■ **Data to use**:

_ _ _ _

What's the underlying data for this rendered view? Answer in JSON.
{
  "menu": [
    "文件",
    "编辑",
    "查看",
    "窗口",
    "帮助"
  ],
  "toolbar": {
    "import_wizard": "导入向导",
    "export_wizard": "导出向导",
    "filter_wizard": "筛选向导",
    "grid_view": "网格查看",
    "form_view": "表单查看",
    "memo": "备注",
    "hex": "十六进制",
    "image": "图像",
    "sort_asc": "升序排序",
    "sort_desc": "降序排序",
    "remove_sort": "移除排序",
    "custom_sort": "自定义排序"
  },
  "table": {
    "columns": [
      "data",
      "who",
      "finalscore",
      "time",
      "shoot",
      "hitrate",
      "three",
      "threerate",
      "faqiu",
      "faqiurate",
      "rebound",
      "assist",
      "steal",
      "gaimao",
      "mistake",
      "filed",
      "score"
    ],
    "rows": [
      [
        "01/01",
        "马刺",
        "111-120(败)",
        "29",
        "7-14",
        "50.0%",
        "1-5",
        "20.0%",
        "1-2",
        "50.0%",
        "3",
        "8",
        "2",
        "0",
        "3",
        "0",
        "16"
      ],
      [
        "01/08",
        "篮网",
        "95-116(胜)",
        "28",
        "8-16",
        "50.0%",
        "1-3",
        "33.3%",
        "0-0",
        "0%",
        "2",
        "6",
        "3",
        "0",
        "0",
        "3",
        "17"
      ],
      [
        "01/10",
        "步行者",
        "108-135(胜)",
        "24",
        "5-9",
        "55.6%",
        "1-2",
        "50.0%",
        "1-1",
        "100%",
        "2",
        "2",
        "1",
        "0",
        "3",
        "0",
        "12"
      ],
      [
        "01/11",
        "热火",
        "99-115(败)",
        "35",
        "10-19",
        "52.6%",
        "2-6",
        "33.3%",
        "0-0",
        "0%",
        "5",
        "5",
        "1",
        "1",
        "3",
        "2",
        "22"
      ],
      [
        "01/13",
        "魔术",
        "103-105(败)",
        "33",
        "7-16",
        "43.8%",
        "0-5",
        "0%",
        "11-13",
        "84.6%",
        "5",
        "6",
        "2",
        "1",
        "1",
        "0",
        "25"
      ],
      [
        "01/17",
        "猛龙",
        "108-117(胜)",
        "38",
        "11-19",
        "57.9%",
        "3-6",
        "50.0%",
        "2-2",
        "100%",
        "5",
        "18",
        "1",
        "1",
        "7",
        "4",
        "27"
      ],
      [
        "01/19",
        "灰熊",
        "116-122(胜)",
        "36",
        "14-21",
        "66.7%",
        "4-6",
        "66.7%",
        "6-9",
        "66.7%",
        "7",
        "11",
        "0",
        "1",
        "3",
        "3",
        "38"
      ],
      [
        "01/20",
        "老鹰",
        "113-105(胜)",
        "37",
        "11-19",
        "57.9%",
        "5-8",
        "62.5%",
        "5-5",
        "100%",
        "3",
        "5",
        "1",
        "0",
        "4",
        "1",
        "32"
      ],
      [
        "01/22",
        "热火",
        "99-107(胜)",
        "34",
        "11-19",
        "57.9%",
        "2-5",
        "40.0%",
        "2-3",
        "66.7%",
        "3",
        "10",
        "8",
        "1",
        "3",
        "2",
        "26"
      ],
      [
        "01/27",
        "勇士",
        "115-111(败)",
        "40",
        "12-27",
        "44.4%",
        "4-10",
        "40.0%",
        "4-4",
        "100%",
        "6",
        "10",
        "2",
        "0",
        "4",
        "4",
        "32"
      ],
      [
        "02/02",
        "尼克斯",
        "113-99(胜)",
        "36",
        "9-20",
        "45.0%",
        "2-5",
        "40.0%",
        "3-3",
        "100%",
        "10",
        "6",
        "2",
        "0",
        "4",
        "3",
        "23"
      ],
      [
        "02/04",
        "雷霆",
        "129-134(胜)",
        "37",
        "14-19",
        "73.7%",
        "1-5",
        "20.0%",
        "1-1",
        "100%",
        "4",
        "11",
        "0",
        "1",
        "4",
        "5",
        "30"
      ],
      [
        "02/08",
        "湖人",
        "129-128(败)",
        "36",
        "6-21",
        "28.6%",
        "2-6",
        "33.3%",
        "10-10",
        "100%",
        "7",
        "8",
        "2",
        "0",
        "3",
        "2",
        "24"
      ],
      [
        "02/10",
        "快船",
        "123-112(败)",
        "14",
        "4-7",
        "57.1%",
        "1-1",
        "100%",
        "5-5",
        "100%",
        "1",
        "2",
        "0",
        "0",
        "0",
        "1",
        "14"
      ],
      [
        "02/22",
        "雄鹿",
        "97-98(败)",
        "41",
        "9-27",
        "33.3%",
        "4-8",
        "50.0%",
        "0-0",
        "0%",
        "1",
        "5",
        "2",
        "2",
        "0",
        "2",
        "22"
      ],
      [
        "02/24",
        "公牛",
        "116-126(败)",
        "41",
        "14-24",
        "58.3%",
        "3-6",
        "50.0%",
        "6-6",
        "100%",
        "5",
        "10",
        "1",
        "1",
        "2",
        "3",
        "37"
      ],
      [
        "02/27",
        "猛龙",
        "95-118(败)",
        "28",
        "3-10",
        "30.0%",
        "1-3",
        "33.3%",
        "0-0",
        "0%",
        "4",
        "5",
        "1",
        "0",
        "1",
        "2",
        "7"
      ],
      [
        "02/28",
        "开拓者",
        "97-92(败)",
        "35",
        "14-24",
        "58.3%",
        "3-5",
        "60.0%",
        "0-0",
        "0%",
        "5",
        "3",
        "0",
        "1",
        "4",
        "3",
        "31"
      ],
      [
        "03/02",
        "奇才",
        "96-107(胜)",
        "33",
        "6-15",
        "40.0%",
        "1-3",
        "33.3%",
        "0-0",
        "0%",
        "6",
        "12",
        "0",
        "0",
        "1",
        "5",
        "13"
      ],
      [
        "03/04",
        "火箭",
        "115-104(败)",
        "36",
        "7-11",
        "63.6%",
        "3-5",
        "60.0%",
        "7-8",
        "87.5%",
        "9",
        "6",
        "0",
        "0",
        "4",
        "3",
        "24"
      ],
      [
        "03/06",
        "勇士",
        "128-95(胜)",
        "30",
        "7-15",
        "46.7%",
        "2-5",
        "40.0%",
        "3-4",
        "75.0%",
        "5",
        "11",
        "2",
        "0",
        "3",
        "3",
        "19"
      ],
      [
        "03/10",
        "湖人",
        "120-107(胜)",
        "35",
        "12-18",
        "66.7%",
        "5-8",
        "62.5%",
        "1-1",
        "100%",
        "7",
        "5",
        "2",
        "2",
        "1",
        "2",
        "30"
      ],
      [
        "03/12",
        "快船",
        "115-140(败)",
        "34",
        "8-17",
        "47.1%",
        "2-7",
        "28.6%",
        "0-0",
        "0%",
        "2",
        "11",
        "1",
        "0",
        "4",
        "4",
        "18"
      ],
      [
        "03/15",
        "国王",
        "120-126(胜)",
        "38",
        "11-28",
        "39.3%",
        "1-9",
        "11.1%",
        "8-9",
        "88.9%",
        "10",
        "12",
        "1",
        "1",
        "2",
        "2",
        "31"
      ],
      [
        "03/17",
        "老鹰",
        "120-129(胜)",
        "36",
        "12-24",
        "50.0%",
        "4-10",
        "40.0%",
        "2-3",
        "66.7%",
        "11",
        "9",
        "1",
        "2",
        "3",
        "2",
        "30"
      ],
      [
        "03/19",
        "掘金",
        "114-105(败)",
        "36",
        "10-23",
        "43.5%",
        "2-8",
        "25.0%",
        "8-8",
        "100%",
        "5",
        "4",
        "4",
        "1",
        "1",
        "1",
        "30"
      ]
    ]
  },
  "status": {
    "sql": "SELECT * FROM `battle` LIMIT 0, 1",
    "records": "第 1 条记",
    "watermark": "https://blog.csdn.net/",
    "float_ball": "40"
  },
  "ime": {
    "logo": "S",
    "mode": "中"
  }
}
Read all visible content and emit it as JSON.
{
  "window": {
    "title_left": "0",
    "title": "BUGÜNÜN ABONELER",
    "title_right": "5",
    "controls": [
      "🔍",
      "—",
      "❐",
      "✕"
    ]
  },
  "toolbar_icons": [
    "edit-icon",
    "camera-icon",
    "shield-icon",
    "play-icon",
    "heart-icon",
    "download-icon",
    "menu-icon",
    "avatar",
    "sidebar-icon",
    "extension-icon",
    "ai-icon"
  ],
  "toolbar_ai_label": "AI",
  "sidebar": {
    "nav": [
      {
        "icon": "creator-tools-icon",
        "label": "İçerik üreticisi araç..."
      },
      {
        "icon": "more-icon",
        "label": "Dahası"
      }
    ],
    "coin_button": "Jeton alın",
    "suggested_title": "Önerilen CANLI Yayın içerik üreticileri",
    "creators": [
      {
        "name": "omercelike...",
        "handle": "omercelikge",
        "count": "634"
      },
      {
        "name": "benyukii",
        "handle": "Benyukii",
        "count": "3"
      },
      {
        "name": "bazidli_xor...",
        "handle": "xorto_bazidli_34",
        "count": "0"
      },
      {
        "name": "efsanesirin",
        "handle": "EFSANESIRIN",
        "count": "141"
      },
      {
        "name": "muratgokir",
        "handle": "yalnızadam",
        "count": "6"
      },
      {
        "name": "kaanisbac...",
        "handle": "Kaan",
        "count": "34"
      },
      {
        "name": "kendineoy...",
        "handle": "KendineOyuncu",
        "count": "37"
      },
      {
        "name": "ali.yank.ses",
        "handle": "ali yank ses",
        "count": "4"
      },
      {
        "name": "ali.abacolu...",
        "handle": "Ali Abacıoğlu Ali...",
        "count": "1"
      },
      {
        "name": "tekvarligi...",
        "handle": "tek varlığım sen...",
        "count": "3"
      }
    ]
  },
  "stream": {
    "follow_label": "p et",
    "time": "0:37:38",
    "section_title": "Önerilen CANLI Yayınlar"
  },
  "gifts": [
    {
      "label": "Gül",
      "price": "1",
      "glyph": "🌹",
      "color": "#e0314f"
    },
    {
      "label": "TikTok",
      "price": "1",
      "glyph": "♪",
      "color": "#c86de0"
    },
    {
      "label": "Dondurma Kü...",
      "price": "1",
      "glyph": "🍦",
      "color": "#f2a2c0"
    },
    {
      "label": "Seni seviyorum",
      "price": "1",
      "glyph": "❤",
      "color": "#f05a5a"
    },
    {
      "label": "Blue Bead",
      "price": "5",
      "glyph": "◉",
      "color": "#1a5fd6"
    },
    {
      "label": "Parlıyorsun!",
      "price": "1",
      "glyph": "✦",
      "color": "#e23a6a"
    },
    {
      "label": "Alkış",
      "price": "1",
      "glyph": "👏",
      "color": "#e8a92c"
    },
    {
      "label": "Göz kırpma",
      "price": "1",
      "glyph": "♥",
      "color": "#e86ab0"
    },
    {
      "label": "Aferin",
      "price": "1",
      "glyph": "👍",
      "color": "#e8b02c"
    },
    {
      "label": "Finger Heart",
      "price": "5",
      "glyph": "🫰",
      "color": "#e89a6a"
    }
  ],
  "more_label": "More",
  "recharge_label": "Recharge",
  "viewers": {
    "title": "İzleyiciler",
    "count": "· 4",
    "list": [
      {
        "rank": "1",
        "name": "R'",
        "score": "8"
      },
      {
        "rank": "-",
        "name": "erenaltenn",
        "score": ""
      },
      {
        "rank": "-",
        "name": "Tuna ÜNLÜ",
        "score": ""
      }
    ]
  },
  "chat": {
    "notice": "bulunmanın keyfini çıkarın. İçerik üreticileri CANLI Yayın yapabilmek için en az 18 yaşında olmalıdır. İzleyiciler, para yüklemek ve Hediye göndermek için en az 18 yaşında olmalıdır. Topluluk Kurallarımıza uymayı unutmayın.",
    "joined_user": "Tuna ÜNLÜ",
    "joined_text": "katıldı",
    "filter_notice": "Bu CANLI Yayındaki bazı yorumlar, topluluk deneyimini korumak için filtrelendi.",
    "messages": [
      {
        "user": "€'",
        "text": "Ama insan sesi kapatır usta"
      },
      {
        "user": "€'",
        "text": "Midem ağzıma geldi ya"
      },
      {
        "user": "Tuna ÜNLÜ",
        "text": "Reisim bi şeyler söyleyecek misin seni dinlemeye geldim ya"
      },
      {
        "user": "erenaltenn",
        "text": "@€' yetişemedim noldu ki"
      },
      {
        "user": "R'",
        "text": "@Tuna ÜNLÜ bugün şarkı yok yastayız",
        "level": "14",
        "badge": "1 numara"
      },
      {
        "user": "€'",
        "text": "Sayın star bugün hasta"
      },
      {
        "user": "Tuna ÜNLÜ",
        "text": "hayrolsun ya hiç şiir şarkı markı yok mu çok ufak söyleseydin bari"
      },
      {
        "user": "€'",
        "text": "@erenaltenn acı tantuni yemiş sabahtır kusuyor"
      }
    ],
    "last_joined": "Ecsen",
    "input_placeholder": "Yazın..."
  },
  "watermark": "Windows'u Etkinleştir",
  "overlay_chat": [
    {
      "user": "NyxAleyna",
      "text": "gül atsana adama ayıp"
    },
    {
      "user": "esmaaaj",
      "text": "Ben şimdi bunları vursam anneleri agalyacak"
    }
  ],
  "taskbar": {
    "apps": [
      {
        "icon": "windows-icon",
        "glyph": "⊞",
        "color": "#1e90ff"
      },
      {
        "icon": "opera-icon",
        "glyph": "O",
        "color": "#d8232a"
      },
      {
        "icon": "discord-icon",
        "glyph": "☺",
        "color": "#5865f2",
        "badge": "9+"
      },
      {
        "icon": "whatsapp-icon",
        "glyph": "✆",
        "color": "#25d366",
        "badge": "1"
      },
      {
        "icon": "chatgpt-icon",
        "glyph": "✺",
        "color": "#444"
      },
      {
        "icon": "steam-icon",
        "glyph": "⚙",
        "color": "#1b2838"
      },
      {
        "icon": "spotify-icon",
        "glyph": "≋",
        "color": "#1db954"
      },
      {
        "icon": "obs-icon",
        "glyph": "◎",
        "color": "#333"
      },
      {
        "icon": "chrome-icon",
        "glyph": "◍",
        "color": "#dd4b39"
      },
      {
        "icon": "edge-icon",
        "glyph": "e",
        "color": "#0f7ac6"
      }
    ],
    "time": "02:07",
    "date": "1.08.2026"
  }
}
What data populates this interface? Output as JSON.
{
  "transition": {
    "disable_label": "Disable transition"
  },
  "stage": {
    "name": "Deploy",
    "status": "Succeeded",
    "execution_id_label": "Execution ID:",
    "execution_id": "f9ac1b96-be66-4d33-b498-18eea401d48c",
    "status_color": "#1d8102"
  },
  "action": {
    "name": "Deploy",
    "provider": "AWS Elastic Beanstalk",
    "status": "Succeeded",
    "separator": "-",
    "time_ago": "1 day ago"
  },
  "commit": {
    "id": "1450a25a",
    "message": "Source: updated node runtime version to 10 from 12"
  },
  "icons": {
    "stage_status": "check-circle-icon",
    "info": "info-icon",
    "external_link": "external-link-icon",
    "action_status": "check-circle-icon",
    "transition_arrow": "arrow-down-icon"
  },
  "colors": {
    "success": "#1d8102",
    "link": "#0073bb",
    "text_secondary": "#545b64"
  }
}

_ _ _ _

■ **What is being asked**: List every line above containing the word "üreticileri".

■ **Written solution**:
    "suggested_title": "Önerilen CANLI Yayın içerik üreticileri",
    "notice": "bulunmanın keyfini çıkarın. İçerik üreticileri CANLI Yayın yapabilmek için en az 18 yaşında olmalıdır. İzleyiciler, para yüklemek ve Hediye göndermek için en az 18 yaşında olmalıdır. Topluluk Kurallarımıza uymayı unutmayın.",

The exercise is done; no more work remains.